WORK TO BE COMPLETED
Can you transcribe every entry word for word, skipping the images?

(Data excerpts)
_____
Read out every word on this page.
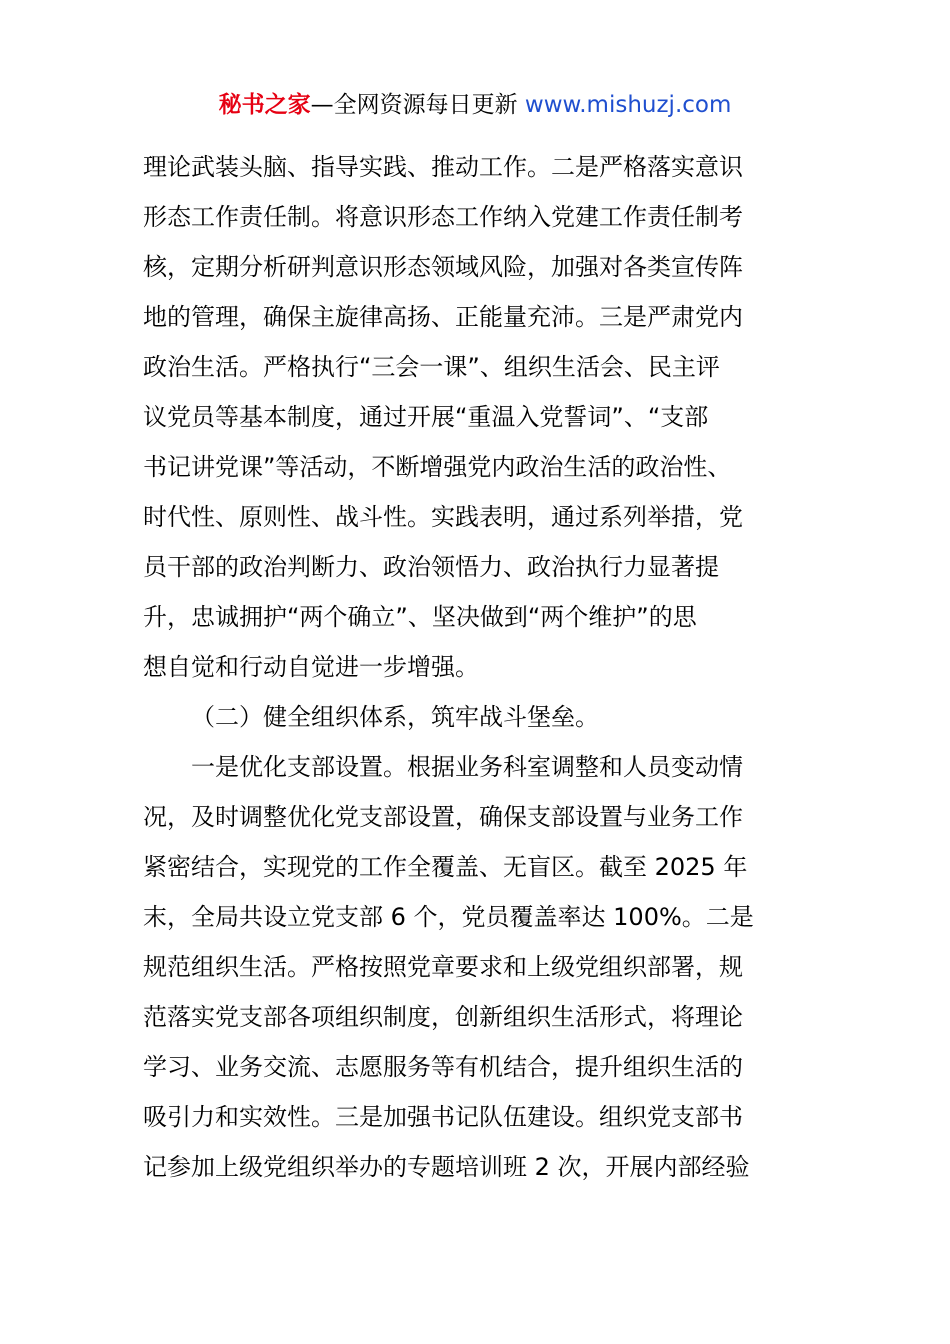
秘书之家—全网资源每日更新 www.mishuzj.com
理论武装头脑、指导实践、推动工作。二是严格落实意识
形态工作责任制。将意识形态工作纳入党建工作责任制考
核，定期分析研判意识形态领域风险，加强对各类宣传阵
地的管理，确保主旋律高扬、正能量充沛。三是严肃党内
政治生活。严格执行“三会一课”、组织生活会、民主评
议党员等基本制度，通过开展“重温入党誓词”、“支部
书记讲党课”等活动，不断增强党内政治生活的政治性、
时代性、原则性、战斗性。实践表明，通过系列举措，党
员干部的政治判断力、政治领悟力、政治执行力显著提
升，忠诚拥护“两个确立”、坚决做到“两个维护”的思
想自觉和行动自觉进一步增强。
（二）健全组织体系，筑牢战斗堡垒。
一是优化支部设置。根据业务科室调整和人员变动情
况，及时调整优化党支部设置，确保支部设置与业务工作
紧密结合，实现党的工作全覆盖、无盲区。截至 2025 年
末，全局共设立党支部 6 个，党员覆盖率达 100%。二是
规范组织生活。严格按照党章要求和上级党组织部署，规
范落实党支部各项组织制度，创新组织生活形式，将理论
学习、业务交流、志愿服务等有机结合，提升组织生活的
吸引力和实效性。三是加强书记队伍建设。组织党支部书
记参加上级党组织举办的专题培训班 2 次，开展内部经验
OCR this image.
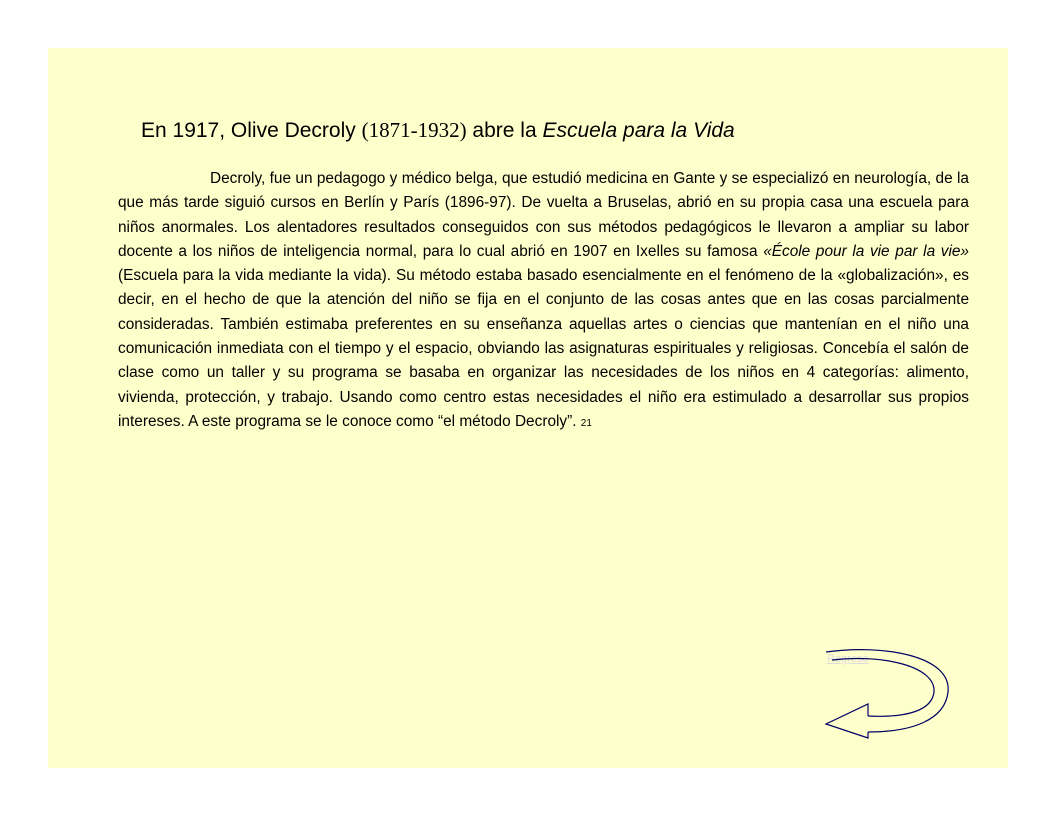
En 1917, Olive Decroly (1871-1932) abre la Escuela para la Vida

Decroly, fue un pedagogo y médico belga, que estudió medicina en Gante y se especializó en neurología, de la que más tarde siguió cursos en Berlín y París (1896-97). De vuelta a Bruselas, abrió en su propia casa una escuela para niños anormales. Los alentadores resultados conseguidos con sus métodos pedagógicos le llevaron a ampliar su labor docente a los niños de inteligencia normal, para lo cual abrió en 1907 en Ixelles su famosa «École pour la vie par la vie» (Escuela para la vida mediante la vida). Su método estaba basado esencialmente en el fenómeno de la «globalización», es decir, en el hecho de que la atención del niño se fija en el conjunto de las cosas antes que en las cosas parcialmente consideradas. También estimaba preferentes en su enseñanza aquellas artes o ciencias que mantenían en el niño una comunicación inmediata con el tiempo y el espacio, obviando las asignaturas espirituales y religiosas. Concebía el salón de clase como un taller y su programa se basaba en organizar las necesidades de los niños en 4 categorías: alimento, vivienda, protección, y trabajo. Usando como centro estas necesidades el niño era estimulado a desarrollar sus propios intereses. A este programa se le conoce como “el método Decroly”. 21

Regreso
_____
REPLY
Read out every word on this page.
秘书之家—全网资源每日更新 www.mishuzj.com
理论武装头脑、指导实践、推动工作。二是严格落实意识
形态工作责任制。将意识形态工作纳入党建工作责任制考
核，定期分析研判意识形态领域风险，加强对各类宣传阵
地的管理，确保主旋律高扬、正能量充沛。三是严肃党内
政治生活。严格执行“三会一课”、组织生活会、民主评
议党员等基本制度，通过开展“重温入党誓词”、“支部
书记讲党课”等活动，不断增强党内政治生活的政治性、
时代性、原则性、战斗性。实践表明，通过系列举措，党
员干部的政治判断力、政治领悟力、政治执行力显著提
升，忠诚拥护“两个确立”、坚决做到“两个维护”的思
想自觉和行动自觉进一步增强。
（二）健全组织体系，筑牢战斗堡垒。
一是优化支部设置。根据业务科室调整和人员变动情
况，及时调整优化党支部设置，确保支部设置与业务工作
紧密结合，实现党的工作全覆盖、无盲区。截至 2025 年
末，全局共设立党支部 6 个，党员覆盖率达 100%。二是
规范组织生活。严格按照党章要求和上级党组织部署，规
范落实党支部各项组织制度，创新组织生活形式，将理论
学习、业务交流、志愿服务等有机结合，提升组织生活的
吸引力和实效性。三是加强书记队伍建设。组织党支部书
记参加上级党组织举办的专题培训班 2 次，开展内部经验
OCR this image.
En 1917, Olive Decroly (1871-1932) abre la Escuela para la Vida

Decroly, fue un pedagogo y médico belga, que estudió medicina en Gante y se especializó en neurología, de la que más tarde siguió cursos en Berlín y París (1896-97). De vuelta a Bruselas, abrió en su propia casa una escuela para niños anormales. Los alentadores resultados conseguidos con sus métodos pedagógicos le llevaron a ampliar su labor docente a los niños de inteligencia normal, para lo cual abrió en 1907 en Ixelles su famosa «École pour la vie par la vie» (Escuela para la vida mediante la vida). Su método estaba basado esencialmente en el fenómeno de la «globalización», es decir, en el hecho de que la atención del niño se fija en el conjunto de las cosas antes que en las cosas parcialmente consideradas. También estimaba preferentes en su enseñanza aquellas artes o ciencias que mantenían en el niño una comunicación inmediata con el tiempo y el espacio, obviando las asignaturas espirituales y religiosas. Concebía el salón de clase como un taller y su programa se basaba en organizar las necesidades de los niños en 4 categorías: alimento, vivienda, protección, y trabajo. Usando como centro estas necesidades el niño era estimulado a desarrollar sus propios intereses. A este programa se le conoce como “el método Decroly”. 21

Regreso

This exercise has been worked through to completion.